start Data to process
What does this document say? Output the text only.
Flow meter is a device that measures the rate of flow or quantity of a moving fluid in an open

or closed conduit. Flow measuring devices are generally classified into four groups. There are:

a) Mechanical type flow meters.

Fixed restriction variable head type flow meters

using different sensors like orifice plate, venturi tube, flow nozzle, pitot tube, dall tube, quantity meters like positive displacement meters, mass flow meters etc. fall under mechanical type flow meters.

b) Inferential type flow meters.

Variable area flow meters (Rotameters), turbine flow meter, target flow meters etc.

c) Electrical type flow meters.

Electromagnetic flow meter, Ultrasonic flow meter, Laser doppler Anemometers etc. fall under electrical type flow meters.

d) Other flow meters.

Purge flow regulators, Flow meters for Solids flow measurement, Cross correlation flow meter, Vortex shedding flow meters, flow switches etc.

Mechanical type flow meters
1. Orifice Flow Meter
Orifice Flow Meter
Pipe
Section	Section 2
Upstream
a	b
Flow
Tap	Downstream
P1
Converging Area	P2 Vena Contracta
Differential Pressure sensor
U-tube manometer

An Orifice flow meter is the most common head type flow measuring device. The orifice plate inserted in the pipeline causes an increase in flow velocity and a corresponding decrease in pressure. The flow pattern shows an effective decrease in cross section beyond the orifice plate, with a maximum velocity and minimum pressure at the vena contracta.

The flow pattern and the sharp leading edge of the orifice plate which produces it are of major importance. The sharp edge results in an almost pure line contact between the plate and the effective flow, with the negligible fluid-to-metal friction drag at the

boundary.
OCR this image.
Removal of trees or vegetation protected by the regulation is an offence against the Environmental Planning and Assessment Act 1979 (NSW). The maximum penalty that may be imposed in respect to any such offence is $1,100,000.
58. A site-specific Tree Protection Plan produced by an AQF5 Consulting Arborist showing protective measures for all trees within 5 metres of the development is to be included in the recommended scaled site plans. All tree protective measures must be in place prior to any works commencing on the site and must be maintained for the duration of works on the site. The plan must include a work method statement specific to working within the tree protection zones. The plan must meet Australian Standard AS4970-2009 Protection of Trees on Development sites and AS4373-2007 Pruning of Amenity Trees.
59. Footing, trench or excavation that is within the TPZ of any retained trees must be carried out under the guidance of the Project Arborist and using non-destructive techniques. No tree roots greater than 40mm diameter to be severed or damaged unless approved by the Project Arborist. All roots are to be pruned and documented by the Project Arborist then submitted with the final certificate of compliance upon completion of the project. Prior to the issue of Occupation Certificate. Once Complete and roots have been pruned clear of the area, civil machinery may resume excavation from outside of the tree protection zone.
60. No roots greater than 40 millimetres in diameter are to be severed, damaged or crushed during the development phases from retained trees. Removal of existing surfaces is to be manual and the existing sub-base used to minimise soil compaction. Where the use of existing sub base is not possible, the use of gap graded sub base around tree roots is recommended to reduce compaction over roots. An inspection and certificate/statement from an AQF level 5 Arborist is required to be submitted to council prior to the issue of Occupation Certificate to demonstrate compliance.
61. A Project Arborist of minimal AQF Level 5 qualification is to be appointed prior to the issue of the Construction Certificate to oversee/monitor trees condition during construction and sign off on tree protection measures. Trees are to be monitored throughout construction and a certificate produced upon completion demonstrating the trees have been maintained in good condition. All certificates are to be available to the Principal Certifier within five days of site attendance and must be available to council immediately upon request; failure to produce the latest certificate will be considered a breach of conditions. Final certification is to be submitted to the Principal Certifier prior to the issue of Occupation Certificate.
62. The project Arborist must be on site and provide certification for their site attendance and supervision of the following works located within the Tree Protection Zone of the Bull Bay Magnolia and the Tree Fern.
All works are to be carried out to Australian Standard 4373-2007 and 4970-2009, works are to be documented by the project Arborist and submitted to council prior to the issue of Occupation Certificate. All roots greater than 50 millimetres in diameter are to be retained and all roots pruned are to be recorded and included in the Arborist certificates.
end Data to process
Restate each record exactly as written.

> [Task answer]:
What does this document say? Output the text only.
Flow meter is a device that measures the rate of flow or quantity of a moving fluid in an open

or closed conduit. Flow measuring devices are generally classified into four groups. There are:

a) Mechanical type flow meters.

Fixed restriction variable head type flow meters

using different sensors like orifice plate, venturi tube, flow nozzle, pitot tube, dall tube, quantity meters like positive displacement meters, mass flow meters etc. fall under mechanical type flow meters.

b) Inferential type flow meters.

Variable area flow meters (Rotameters), turbine flow meter, target flow meters etc.

c) Electrical type flow meters.

Electromagnetic flow meter, Ultrasonic flow meter, Laser doppler Anemometers etc. fall under electrical type flow meters.

d) Other flow meters.

Purge flow regulators, Flow meters for Solids flow measurement, Cross correlation flow meter, Vortex shedding flow meters, flow switches etc.

Mechanical type flow meters
1. Orifice Flow Meter
Orifice Flow Meter
Pipe
Section	Section 2
Upstream
a	b
Flow
Tap	Downstream
P1
Converging Area	P2 Vena Contracta
Differential Pressure sensor
U-tube manometer

An Orifice flow meter is the most common head type flow measuring device. The orifice plate inserted in the pipeline causes an increase in flow velocity and a corresponding decrease in pressure. The flow pattern shows an effective decrease in cross section beyond the orifice plate, with a maximum velocity and minimum pressure at the vena contracta.

The flow pattern and the sharp leading edge of the orifice plate which produces it are of major importance. The sharp edge results in an almost pure line contact between the plate and the effective flow, with the negligible fluid-to-metal friction drag at the

boundary.
OCR this image.
Removal of trees or vegetation protected by the regulation is an offence against the Environmental Planning and Assessment Act 1979 (NSW). The maximum penalty that may be imposed in respect to any such offence is $1,100,000.
58. A site-specific Tree Protection Plan produced by an AQF5 Consulting Arborist showing protective measures for all trees within 5 metres of the development is to be included in the recommended scaled site plans. All tree protective measures must be in place prior to any works commencing on the site and must be maintained for the duration of works on the site. The plan must include a work method statement specific to working within the tree protection zones. The plan must meet Australian Standard AS4970-2009 Protection of Trees on Development sites and AS4373-2007 Pruning of Amenity Trees.
59. Footing, trench or excavation that is within the TPZ of any retained trees must be carried out under the guidance of the Project Arborist and using non-destructive techniques. No tree roots greater than 40mm diameter to be severed or damaged unless approved by the Project Arborist. All roots are to be pruned and documented by the Project Arborist then submitted with the final certificate of compliance upon completion of the project. Prior to the issue of Occupation Certificate. Once Complete and roots have been pruned clear of the area, civil machinery may resume excavation from outside of the tree protection zone.
60. No roots greater than 40 millimetres in diameter are to be severed, damaged or crushed during the development phases from retained trees. Removal of existing surfaces is to be manual and the existing sub-base used to minimise soil compaction. Where the use of existing sub base is not possible, the use of gap graded sub base around tree roots is recommended to reduce compaction over roots. An inspection and certificate/statement from an AQF level 5 Arborist is required to be submitted to council prior to the issue of Occupation Certificate to demonstrate compliance.
61. A Project Arborist of minimal AQF Level 5 qualification is to be appointed prior to the issue of the Construction Certificate to oversee/monitor trees condition during construction and sign off on tree protection measures. Trees are to be monitored throughout construction and a certificate produced upon completion demonstrating the trees have been maintained in good condition. All certificates are to be available to the Principal Certifier within five days of site attendance and must be available to council immediately upon request; failure to produce the latest certificate will be considered a breach of conditions. Final certification is to be submitted to the Principal Certifier prior to the issue of Occupation Certificate.
62. The project Arborist must be on site and provide certification for their site attendance and supervision of the following works located within the Tree Protection Zone of the Bull Bay Magnolia and the Tree Fern.
All works are to be carried out to Australian Standard 4373-2007 and 4970-2009, works are to be documented by the project Arborist and submitted to council prior to the issue of Occupation Certificate. All roots greater than 50 millimetres in diameter are to be retained and all roots pruned are to be recorded and included in the Arborist certificates.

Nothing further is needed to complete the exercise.